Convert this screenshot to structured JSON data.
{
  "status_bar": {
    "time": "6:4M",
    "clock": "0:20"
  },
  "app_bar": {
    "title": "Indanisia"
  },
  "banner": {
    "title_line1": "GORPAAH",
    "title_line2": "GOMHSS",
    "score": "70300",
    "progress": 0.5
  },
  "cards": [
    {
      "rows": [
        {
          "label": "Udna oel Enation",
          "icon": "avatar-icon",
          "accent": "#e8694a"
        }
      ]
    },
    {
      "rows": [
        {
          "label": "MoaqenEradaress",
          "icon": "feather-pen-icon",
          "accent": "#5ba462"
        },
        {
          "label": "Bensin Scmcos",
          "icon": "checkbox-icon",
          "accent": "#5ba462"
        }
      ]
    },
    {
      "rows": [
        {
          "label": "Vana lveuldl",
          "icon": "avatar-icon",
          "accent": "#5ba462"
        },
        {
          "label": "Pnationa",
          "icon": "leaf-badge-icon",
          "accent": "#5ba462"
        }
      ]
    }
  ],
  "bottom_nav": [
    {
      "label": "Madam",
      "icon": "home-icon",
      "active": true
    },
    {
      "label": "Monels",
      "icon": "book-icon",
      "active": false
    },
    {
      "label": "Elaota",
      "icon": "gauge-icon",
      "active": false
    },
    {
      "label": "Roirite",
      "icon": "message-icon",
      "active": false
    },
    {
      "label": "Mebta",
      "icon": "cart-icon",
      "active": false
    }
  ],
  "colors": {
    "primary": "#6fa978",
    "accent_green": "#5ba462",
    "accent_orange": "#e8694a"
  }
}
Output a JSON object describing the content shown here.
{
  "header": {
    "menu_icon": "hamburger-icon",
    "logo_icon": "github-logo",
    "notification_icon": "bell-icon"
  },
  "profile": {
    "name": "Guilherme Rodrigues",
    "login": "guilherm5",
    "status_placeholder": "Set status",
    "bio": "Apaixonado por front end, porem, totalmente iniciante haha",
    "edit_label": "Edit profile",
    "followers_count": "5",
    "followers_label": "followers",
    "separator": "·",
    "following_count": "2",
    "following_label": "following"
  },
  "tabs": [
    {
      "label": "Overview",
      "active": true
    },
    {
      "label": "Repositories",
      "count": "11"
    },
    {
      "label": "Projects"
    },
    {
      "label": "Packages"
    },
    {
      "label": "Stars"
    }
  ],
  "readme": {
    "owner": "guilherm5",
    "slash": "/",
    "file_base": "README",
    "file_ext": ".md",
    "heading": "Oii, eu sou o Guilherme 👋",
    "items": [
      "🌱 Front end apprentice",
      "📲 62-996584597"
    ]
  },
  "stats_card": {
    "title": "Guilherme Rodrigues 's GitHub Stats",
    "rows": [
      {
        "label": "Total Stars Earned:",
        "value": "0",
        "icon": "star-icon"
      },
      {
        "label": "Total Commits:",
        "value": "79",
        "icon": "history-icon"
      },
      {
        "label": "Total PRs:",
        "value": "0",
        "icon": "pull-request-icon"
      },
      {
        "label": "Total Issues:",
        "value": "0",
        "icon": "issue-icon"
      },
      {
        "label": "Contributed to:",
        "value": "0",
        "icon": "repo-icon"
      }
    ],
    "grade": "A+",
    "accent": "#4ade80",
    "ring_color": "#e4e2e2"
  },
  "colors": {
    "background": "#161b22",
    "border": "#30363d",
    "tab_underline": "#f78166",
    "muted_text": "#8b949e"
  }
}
* * * * * * *
_What the task asks_: Find every line with "JSON" in the listing and state how many there are, nothing else.

_Solution to this exercise_: 2